Data records:
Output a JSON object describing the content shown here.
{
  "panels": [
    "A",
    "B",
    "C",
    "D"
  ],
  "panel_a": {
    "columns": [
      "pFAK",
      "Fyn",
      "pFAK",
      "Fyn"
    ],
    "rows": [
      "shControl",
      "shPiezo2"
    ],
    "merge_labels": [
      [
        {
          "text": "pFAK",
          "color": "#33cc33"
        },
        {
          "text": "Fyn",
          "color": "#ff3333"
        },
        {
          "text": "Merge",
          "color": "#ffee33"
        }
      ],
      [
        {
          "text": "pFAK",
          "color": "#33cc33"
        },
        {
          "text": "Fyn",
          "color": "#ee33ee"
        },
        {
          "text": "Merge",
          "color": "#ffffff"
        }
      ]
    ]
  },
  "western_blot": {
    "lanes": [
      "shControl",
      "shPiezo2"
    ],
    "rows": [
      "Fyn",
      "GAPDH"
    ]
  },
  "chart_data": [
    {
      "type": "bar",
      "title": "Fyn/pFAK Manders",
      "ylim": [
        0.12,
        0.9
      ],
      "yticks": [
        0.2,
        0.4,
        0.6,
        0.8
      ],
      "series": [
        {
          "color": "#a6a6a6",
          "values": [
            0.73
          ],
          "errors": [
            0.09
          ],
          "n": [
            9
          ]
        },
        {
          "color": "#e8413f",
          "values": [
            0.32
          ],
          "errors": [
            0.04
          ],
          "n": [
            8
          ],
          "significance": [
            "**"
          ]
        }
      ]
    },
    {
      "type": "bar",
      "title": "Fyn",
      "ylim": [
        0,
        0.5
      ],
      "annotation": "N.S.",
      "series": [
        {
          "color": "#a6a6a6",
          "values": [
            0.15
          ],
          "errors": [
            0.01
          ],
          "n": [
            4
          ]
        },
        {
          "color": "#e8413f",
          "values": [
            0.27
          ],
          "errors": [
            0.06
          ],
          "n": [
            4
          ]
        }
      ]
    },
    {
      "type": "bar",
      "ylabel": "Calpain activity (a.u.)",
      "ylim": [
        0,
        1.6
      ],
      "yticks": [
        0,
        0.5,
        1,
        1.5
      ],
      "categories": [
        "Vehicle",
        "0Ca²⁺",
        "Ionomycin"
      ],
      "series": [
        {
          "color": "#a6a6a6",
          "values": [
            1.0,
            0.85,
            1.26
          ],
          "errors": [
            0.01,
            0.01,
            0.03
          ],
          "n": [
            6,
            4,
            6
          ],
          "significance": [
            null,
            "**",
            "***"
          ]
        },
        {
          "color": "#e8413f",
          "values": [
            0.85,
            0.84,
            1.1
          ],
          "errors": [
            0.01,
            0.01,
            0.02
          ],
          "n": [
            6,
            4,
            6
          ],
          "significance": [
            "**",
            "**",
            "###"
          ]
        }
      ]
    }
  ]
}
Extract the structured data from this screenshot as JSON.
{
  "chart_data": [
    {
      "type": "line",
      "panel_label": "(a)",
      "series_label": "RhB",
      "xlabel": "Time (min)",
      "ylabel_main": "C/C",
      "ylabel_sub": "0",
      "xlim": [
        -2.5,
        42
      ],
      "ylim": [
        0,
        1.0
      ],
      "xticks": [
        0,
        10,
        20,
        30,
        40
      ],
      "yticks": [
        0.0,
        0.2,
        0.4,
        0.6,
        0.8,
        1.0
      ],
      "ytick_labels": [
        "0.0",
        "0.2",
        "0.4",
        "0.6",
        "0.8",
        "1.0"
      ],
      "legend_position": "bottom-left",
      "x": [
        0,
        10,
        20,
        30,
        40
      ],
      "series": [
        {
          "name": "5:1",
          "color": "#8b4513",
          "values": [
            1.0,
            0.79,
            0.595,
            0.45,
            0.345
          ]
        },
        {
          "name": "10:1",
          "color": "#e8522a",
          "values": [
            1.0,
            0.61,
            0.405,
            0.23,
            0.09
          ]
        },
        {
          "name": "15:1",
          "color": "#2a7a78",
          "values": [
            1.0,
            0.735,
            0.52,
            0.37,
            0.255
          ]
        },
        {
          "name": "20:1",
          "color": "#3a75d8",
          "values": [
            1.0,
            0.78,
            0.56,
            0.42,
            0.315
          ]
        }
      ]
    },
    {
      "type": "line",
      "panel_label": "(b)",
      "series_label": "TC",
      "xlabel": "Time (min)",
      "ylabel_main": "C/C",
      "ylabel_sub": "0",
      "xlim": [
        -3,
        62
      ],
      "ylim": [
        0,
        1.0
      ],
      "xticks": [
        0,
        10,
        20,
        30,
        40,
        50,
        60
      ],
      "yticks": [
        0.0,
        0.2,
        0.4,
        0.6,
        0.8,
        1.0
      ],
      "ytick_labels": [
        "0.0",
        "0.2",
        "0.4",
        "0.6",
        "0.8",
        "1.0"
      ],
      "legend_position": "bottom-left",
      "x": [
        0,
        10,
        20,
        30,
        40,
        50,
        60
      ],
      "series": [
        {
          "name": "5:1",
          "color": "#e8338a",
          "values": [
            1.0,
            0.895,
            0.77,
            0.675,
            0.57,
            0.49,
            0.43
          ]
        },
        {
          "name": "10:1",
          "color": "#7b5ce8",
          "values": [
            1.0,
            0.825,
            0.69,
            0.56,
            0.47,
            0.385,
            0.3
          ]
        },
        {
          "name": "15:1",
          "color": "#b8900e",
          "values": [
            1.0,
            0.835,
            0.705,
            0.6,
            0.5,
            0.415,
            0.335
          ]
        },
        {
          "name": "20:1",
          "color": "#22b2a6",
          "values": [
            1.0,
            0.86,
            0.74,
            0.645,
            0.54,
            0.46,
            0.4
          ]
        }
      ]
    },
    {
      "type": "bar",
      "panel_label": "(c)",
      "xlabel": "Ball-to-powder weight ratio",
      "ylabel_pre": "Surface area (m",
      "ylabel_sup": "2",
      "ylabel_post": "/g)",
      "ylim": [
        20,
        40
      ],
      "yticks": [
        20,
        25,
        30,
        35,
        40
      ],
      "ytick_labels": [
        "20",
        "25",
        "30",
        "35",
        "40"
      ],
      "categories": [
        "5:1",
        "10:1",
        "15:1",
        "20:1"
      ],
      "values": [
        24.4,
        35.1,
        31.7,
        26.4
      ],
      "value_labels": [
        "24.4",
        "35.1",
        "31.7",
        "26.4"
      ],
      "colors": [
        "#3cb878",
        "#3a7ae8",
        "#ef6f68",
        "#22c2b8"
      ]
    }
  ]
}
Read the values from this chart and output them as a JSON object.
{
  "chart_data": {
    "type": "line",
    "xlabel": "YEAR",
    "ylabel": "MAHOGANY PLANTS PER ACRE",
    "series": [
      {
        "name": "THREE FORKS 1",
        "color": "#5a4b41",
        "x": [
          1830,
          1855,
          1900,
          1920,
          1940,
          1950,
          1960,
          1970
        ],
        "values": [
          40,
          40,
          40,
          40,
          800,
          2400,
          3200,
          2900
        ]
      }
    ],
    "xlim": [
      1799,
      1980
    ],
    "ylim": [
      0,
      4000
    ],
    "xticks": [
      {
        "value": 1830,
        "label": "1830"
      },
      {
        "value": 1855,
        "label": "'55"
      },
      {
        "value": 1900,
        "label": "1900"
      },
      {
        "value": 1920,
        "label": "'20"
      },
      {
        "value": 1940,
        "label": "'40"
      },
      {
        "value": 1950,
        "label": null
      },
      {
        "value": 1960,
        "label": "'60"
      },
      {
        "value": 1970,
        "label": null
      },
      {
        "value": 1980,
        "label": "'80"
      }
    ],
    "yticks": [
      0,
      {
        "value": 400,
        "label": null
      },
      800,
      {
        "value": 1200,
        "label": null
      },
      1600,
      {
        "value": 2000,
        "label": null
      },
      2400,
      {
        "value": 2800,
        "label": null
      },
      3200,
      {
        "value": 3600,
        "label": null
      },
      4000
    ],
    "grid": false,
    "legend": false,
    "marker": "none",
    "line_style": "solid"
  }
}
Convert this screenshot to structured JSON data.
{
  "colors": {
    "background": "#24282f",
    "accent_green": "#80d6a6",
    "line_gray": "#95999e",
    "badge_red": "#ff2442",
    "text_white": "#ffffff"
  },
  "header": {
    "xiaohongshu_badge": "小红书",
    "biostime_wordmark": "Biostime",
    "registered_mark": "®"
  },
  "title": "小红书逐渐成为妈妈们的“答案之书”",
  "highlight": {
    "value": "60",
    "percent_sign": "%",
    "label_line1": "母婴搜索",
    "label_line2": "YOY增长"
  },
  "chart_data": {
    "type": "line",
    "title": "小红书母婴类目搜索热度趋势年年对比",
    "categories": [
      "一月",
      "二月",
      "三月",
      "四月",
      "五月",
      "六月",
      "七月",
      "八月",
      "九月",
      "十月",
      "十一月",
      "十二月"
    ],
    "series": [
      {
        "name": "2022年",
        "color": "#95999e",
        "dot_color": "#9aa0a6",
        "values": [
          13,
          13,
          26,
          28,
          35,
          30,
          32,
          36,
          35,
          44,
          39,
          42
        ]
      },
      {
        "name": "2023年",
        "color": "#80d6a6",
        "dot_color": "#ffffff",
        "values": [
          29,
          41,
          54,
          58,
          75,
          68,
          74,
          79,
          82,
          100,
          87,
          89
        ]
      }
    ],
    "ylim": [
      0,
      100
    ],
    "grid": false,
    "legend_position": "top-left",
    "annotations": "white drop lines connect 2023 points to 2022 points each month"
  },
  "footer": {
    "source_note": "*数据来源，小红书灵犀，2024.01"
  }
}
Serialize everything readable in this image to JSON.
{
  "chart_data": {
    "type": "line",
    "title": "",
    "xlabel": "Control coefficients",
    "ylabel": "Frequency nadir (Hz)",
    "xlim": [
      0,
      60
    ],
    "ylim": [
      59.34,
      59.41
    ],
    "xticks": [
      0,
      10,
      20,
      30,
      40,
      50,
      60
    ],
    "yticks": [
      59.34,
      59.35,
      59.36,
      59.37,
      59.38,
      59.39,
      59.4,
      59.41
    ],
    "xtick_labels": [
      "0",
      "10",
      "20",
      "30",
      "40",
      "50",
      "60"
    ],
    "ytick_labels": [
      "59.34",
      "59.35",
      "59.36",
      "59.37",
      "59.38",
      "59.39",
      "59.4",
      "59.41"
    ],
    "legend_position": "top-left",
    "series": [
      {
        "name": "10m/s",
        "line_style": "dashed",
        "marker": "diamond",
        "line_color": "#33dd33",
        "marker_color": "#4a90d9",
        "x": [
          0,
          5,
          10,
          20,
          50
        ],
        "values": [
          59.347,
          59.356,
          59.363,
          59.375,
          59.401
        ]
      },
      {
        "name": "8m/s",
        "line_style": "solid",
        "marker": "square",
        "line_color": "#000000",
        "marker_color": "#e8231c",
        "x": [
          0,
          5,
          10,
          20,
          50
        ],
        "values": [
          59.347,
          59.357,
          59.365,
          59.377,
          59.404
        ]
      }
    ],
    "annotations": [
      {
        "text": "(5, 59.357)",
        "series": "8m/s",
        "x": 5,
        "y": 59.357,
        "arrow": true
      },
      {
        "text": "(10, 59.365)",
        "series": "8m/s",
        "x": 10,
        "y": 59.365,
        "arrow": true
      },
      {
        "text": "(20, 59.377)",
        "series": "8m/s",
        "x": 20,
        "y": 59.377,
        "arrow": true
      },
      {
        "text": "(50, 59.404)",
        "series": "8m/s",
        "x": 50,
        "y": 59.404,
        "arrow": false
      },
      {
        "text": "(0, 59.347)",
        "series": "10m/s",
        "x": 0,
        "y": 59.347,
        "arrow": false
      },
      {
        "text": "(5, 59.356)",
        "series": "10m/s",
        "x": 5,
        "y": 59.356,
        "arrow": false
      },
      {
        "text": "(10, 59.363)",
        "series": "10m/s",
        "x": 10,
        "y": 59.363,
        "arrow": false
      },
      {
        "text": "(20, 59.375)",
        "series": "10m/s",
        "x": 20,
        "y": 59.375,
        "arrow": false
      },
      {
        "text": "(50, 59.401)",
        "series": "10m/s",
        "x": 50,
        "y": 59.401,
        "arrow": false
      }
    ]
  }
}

◆ **Aim**
State the count of lines with the word "structured" in them, and write nothing else.

◆ **Task output**
2